- WRITTEN PROBLEM: Omit all pictures and give the records below again exactly as written.

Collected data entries
++++++

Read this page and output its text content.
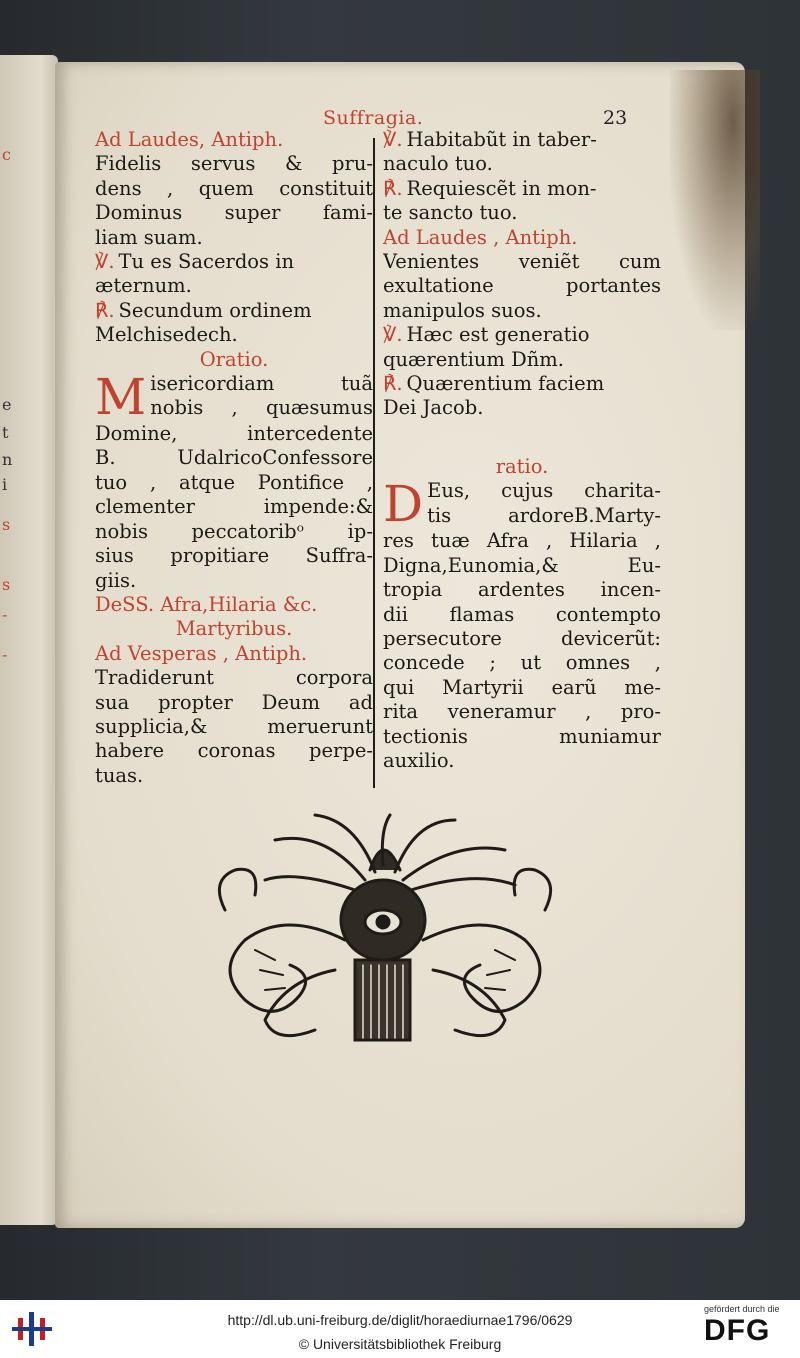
c
s
e
t
n
i
s
-
-
Suffragia.	23
Ad Laudes, Antiph.
Fidelis servus & pru-
dens , quem constituit
Dominus super fami-
liam suam.
℣. Tu es Sacerdos in
æternum.
℟. Secundum ordinem
Melchisedech.
Oratio.
M isericordiam tuã
nobis , quæsumus
Domine, intercedente
B. UdalricoConfessore
tuo , atque Pontifice ,
clementer impende:&
nobis peccatoribᵒ ip-
sius propitiare Suffra-
giis.
DeSS. Afra,Hilaria &c.
Martyribus.
Ad Vesperas , Antiph.
Tradiderunt corpora
sua propter Deum ad
supplicia,& meruerunt
habere coronas perpe-
tuas.
℣. Habitabũt in taber-
naculo tuo.
℟. Requiescẽt in mon-
te sancto tuo.
Ad Laudes , Antiph.
Venientes veniẽt cum
exultatione portantes
manipulos suos.
℣. Hæc est generatio
quærentium Dñm.
℟. Quærentium faciem
Dei Jacob.
ratio.
D Eus, cujus charita-
tis ardoreB.Marty-
res tuæ Afra , Hilaria ,
Digna,Eunomia,& Eu-
tropia ardentes incen-
dii flamas contempto
persecutore devicerũt:
concede ; ut omnes ,
qui Martyrii earũ me-
rita veneramur , pro-
tectionis muniamur
auxilio.
http://dl.ub.uni-freiburg.de/diglit/horaediurnae1796/0629
© Universitätsbibliothek Freiburg
gefördert durch die
DFG
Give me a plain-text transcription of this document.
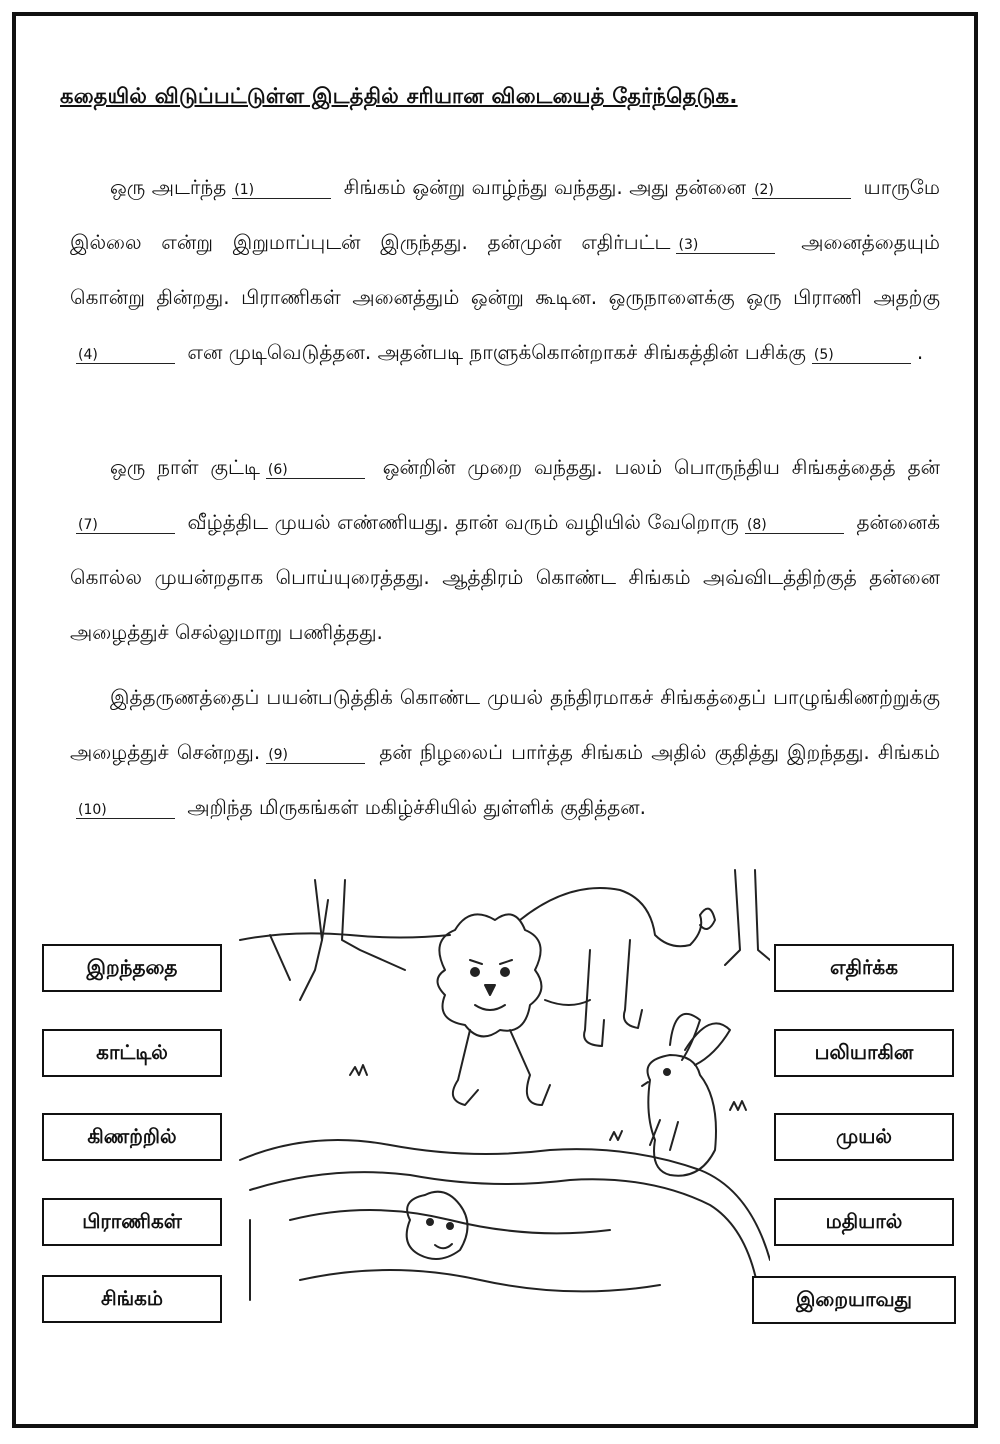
கதையில் விடுப்பட்டுள்ள இடத்தில் சரியான விடையைத் தேர்ந்தெடுக.
ஒரு அடர்ந்த (1)	சிங்கம் ஒன்று வாழ்ந்து வந்தது. அது தன்னை (2)	யாருமே இல்லை என்று இறுமாப்புடன் இருந்தது. தன்முன் எதிர்பட்ட (3)	அனைத்தையும் கொன்று தின்றது. பிராணிகள் அனைத்தும் ஒன்று கூடின. ஒருநாளைக்கு ஒரு பிராணி அதற்கு(4)	என முடிவெடுத்தன. அதன்படி நாளுக்கொன்றாகச் சிங்கத்தின் பசிக்கு (5)	.
ஒரு நாள் குட்டி (6)	ஒன்றின் முறை வந்தது. பலம் பொருந்திய சிங்கத்தைத் தன்(7)	வீழ்த்திட முயல் எண்ணியது. தான் வரும் வழியில் வேறொரு (8)	தன்னைக் கொல்ல முயன்றதாக பொய்யுரைத்தது. ஆத்திரம் கொண்ட சிங்கம் அவ்விடத்திற்குத் தன்னை அழைத்துச் செல்லுமாறு பணித்தது.
இத்தருணத்தைப் பயன்படுத்திக் கொண்ட முயல் தந்திரமாகச் சிங்கத்தைப் பாழுங்கிணற்றுக்கு அழைத்துச் சென்றது. (9)	தன் நிழலைப் பார்த்த சிங்கம் அதில் குதித்து இறந்தது. சிங்கம்(10)	அறிந்த மிருகங்கள் மகிழ்ச்சியில் துள்ளிக் குதித்தன.
இறந்ததை
காட்டில்
கிணற்றில்
பிராணிகள்
சிங்கம்
எதிர்க்க
பலியாகின
முயல்
மதியால்
இறையாவது
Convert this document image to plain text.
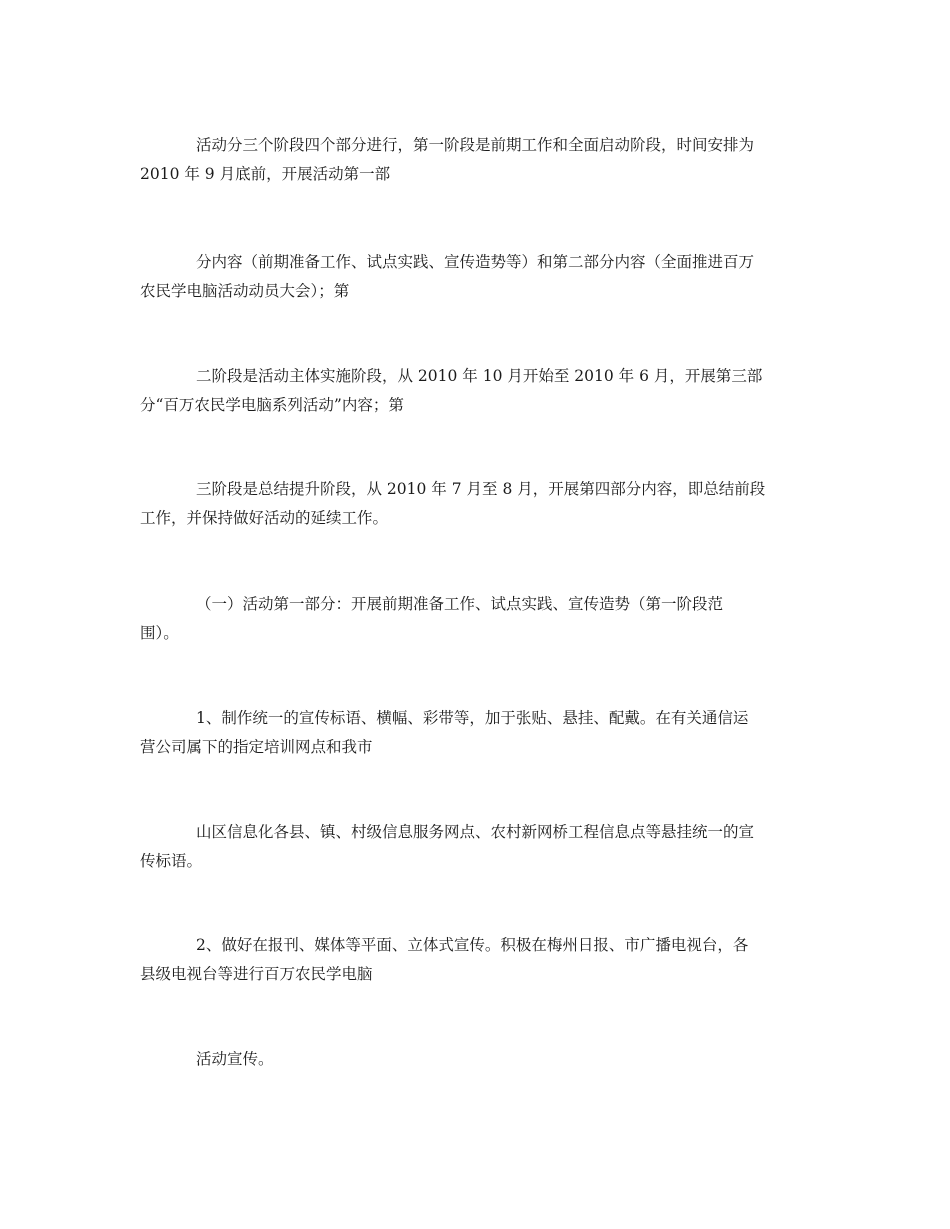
活动分三个阶段四个部分进行，第一阶段是前期工作和全面启动阶段，时间安排为
2010 年 9 月底前，开展活动第一部
分内容（前期准备工作、试点实践、宣传造势等）和第二部分内容（全面推进百万
农民学电脑活动动员大会）；第
二阶段是活动主体实施阶段，从 2010 年 10 月开始至 2010 年 6 月，开展第三部
分“百万农民学电脑系列活动”内容；第
三阶段是总结提升阶段，从 2010 年 7 月至 8 月，开展第四部分内容，即总结前段
工作，并保持做好活动的延续工作。
（一）活动第一部分：开展前期准备工作、试点实践、宣传造势（第一阶段范
围）。
1、制作统一的宣传标语、横幅、彩带等，加于张贴、悬挂、配戴。在有关通信运
营公司属下的指定培训网点和我市
山区信息化各县、镇、村级信息服务网点、农村新网桥工程信息点等悬挂统一的宣
传标语。
2、做好在报刊、媒体等平面、立体式宣传。积极在梅州日报、市广播电视台，各
县级电视台等进行百万农民学电脑
活动宣传。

++++++

- EXPECTED OUTPUT:
Read this page and output its text content.
c
s
e
t
n
i
s
-
-
Suffragia.	23
Ad Laudes, Antiph.
Fidelis servus & pru-
dens , quem constituit
Dominus super fami-
liam suam.
℣. Tu es Sacerdos in
æternum.
℟. Secundum ordinem
Melchisedech.
Oratio.
M isericordiam tuã
nobis , quæsumus
Domine, intercedente
B. UdalricoConfessore
tuo , atque Pontifice ,
clementer impende:&
nobis peccatoribᵒ ip-
sius propitiare Suffra-
giis.
DeSS. Afra,Hilaria &c.
Martyribus.
Ad Vesperas , Antiph.
Tradiderunt corpora
sua propter Deum ad
supplicia,& meruerunt
habere coronas perpe-
tuas.
℣. Habitabũt in taber-
naculo tuo.
℟. Requiescẽt in mon-
te sancto tuo.
Ad Laudes , Antiph.
Venientes veniẽt cum
exultatione portantes
manipulos suos.
℣. Hæc est generatio
quærentium Dñm.
℟. Quærentium faciem
Dei Jacob.
ratio.
D Eus, cujus charita-
tis ardoreB.Marty-
res tuæ Afra , Hilaria ,
Digna,Eunomia,& Eu-
tropia ardentes incen-
dii flamas contempto
persecutore devicerũt:
concede ; ut omnes ,
qui Martyrii earũ me-
rita veneramur , pro-
tectionis muniamur
auxilio.
http://dl.ub.uni-freiburg.de/diglit/horaediurnae1796/0629
© Universitätsbibliothek Freiburg
gefördert durch die
DFG
Give me a plain-text transcription of this document.
கதையில் விடுப்பட்டுள்ள இடத்தில் சரியான விடையைத் தேர்ந்தெடுக.
ஒரு அடர்ந்த (1)	சிங்கம் ஒன்று வாழ்ந்து வந்தது. அது தன்னை (2)	யாருமே இல்லை என்று இறுமாப்புடன் இருந்தது. தன்முன் எதிர்பட்ட (3)	அனைத்தையும் கொன்று தின்றது. பிராணிகள் அனைத்தும் ஒன்று கூடின. ஒருநாளைக்கு ஒரு பிராணி அதற்கு(4)	என முடிவெடுத்தன. அதன்படி நாளுக்கொன்றாகச் சிங்கத்தின் பசிக்கு (5)	.
ஒரு நாள் குட்டி (6)	ஒன்றின் முறை வந்தது. பலம் பொருந்திய சிங்கத்தைத் தன்(7)	வீழ்த்திட முயல் எண்ணியது. தான் வரும் வழியில் வேறொரு (8)	தன்னைக் கொல்ல முயன்றதாக பொய்யுரைத்தது. ஆத்திரம் கொண்ட சிங்கம் அவ்விடத்திற்குத் தன்னை அழைத்துச் செல்லுமாறு பணித்தது.
இத்தருணத்தைப் பயன்படுத்திக் கொண்ட முயல் தந்திரமாகச் சிங்கத்தைப் பாழுங்கிணற்றுக்கு அழைத்துச் சென்றது. (9)	தன் நிழலைப் பார்த்த சிங்கம் அதில் குதித்து இறந்தது. சிங்கம்(10)	அறிந்த மிருகங்கள் மகிழ்ச்சியில் துள்ளிக் குதித்தன.
இறந்ததை
காட்டில்
கிணற்றில்
பிராணிகள்
சிங்கம்
எதிர்க்க
பலியாகின
முயல்
மதியால்
இறையாவது
Convert this document image to plain text.
活动分三个阶段四个部分进行，第一阶段是前期工作和全面启动阶段，时间安排为
2010 年 9 月底前，开展活动第一部
分内容（前期准备工作、试点实践、宣传造势等）和第二部分内容（全面推进百万
农民学电脑活动动员大会）；第
二阶段是活动主体实施阶段，从 2010 年 10 月开始至 2010 年 6 月，开展第三部
分“百万农民学电脑系列活动”内容；第
三阶段是总结提升阶段，从 2010 年 7 月至 8 月，开展第四部分内容，即总结前段
工作，并保持做好活动的延续工作。
（一）活动第一部分：开展前期准备工作、试点实践、宣传造势（第一阶段范
围）。
1、制作统一的宣传标语、横幅、彩带等，加于张贴、悬挂、配戴。在有关通信运
营公司属下的指定培训网点和我市
山区信息化各县、镇、村级信息服务网点、农村新网桥工程信息点等悬挂统一的宣
传标语。
2、做好在报刊、媒体等平面、立体式宣传。积极在梅州日报、市广播电视台，各
县级电视台等进行百万农民学电脑
活动宣传。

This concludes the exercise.